Given information

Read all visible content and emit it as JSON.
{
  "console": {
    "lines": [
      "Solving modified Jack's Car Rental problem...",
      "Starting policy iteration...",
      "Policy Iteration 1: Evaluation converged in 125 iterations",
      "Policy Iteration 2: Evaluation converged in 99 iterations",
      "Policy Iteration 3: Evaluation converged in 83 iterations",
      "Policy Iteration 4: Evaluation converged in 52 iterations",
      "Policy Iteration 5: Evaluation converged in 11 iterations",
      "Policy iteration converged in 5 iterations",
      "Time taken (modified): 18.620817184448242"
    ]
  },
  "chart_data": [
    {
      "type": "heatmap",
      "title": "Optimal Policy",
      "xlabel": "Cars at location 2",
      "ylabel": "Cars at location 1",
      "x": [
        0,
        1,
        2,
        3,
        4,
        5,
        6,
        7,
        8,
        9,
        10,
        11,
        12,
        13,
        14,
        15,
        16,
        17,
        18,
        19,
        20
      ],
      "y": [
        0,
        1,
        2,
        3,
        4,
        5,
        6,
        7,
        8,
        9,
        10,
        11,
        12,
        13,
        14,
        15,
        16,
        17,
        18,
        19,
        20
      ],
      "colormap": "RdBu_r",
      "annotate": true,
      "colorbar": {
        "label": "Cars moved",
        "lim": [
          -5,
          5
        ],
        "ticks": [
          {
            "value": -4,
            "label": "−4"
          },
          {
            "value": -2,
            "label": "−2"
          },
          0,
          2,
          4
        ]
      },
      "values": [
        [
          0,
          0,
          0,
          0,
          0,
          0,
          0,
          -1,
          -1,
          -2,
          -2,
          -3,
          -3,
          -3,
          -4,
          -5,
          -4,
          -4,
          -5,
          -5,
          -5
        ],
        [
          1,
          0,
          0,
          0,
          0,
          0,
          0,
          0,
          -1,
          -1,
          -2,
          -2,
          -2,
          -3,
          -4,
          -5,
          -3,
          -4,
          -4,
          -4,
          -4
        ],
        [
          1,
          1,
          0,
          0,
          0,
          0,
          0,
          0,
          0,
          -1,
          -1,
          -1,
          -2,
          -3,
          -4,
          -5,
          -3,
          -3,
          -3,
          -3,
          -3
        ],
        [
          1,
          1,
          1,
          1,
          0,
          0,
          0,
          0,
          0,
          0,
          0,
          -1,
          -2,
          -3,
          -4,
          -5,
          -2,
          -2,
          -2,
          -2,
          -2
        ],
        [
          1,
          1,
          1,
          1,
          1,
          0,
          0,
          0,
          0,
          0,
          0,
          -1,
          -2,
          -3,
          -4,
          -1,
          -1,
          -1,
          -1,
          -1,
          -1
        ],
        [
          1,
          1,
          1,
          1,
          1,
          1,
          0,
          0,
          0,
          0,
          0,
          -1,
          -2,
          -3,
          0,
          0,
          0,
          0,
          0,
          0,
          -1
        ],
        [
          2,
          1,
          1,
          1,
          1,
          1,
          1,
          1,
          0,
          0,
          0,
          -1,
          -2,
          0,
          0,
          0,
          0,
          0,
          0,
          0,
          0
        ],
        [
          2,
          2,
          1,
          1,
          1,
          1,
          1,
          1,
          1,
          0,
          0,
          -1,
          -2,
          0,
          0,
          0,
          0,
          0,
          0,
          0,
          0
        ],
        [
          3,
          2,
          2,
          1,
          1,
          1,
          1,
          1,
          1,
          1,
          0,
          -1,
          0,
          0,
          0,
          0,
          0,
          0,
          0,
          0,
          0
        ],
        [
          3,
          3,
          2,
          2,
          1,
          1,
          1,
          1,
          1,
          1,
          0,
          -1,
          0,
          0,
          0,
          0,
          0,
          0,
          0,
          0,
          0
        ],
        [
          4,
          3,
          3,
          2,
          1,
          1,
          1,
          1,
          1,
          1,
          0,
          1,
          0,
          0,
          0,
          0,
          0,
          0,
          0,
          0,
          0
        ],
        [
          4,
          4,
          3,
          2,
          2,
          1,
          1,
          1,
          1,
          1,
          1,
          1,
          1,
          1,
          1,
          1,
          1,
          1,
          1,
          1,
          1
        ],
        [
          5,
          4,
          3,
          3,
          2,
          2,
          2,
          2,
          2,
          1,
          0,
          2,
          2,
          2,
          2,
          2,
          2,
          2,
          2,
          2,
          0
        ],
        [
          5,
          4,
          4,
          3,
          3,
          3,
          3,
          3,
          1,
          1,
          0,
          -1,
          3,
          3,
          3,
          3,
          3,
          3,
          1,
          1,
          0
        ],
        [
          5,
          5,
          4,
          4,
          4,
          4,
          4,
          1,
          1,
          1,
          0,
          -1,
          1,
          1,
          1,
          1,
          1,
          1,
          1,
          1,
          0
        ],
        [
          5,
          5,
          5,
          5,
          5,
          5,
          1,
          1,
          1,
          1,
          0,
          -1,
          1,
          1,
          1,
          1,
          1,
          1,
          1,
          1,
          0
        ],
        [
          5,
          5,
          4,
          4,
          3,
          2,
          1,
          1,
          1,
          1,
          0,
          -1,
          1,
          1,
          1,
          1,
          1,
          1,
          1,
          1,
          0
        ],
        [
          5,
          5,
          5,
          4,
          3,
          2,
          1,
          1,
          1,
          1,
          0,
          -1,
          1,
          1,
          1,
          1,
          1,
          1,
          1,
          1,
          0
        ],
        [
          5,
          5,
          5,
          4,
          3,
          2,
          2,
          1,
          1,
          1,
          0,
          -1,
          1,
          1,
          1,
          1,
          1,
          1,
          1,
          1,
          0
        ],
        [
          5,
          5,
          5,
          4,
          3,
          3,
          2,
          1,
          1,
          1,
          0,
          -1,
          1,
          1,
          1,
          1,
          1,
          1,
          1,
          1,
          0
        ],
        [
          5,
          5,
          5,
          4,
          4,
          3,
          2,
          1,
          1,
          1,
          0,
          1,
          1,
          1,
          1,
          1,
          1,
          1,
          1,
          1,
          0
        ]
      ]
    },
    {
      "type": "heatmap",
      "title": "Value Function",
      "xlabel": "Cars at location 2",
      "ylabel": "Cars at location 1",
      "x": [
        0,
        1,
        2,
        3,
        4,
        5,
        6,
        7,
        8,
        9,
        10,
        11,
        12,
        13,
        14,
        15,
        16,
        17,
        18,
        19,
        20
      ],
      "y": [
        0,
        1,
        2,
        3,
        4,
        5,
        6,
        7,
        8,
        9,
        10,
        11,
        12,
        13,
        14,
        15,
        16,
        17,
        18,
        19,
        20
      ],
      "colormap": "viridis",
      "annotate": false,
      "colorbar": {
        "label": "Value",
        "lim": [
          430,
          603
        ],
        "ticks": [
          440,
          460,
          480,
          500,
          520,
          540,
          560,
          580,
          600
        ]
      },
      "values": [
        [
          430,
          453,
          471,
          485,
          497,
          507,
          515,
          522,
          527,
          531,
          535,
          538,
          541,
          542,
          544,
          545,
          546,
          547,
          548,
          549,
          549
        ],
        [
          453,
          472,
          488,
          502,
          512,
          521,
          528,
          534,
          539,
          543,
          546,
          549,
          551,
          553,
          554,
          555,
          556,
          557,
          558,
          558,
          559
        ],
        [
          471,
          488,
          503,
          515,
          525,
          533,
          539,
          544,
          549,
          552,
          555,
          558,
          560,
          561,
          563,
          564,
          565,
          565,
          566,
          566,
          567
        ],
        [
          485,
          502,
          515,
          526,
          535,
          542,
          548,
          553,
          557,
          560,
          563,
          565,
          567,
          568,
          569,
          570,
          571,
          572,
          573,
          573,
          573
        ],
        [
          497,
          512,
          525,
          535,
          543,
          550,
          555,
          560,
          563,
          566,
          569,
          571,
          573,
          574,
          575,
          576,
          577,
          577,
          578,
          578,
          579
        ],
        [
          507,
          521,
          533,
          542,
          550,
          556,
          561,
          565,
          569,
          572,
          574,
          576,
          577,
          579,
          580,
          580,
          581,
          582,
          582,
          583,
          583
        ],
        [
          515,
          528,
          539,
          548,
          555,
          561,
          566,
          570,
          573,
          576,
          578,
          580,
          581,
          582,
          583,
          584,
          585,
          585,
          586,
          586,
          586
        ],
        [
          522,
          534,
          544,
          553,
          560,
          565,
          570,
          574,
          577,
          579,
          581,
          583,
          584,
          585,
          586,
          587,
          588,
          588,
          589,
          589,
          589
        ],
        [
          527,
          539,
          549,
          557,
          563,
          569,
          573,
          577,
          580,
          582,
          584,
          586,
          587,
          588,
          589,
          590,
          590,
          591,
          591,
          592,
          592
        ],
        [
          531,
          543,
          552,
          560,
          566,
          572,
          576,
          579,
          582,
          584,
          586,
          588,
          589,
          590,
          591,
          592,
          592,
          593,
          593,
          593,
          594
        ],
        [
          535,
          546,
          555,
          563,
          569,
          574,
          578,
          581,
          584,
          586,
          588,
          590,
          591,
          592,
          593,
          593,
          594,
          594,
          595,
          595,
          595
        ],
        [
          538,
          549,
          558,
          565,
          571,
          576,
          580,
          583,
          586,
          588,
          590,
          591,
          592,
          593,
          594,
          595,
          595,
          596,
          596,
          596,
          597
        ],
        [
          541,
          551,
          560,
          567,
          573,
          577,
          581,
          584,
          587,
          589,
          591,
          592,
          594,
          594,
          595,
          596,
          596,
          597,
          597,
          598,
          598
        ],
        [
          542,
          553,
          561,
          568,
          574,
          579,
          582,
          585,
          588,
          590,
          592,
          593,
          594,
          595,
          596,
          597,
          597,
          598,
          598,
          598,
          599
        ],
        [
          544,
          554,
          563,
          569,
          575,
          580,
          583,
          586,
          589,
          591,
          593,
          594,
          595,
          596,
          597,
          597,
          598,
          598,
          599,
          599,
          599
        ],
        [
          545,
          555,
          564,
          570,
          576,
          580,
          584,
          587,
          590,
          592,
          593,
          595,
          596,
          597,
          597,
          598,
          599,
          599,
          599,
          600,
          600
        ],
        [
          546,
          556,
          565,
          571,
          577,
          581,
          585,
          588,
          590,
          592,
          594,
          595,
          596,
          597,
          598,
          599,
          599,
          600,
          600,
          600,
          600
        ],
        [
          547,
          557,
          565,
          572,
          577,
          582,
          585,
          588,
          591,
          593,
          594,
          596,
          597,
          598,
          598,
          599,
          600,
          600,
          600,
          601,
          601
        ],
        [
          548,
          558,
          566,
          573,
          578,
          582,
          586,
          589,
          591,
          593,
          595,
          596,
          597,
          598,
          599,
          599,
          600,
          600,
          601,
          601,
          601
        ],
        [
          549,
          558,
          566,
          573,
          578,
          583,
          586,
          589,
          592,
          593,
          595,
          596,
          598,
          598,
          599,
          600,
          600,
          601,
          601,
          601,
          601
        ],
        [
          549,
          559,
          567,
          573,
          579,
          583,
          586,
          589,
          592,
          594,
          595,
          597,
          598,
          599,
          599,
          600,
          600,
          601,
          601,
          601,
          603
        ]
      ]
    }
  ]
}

Stated exercise
Go over the data above and copy every line that has the word "title" in it.

Task result
      "title": "Optimal Policy",
      "title": "Value Function",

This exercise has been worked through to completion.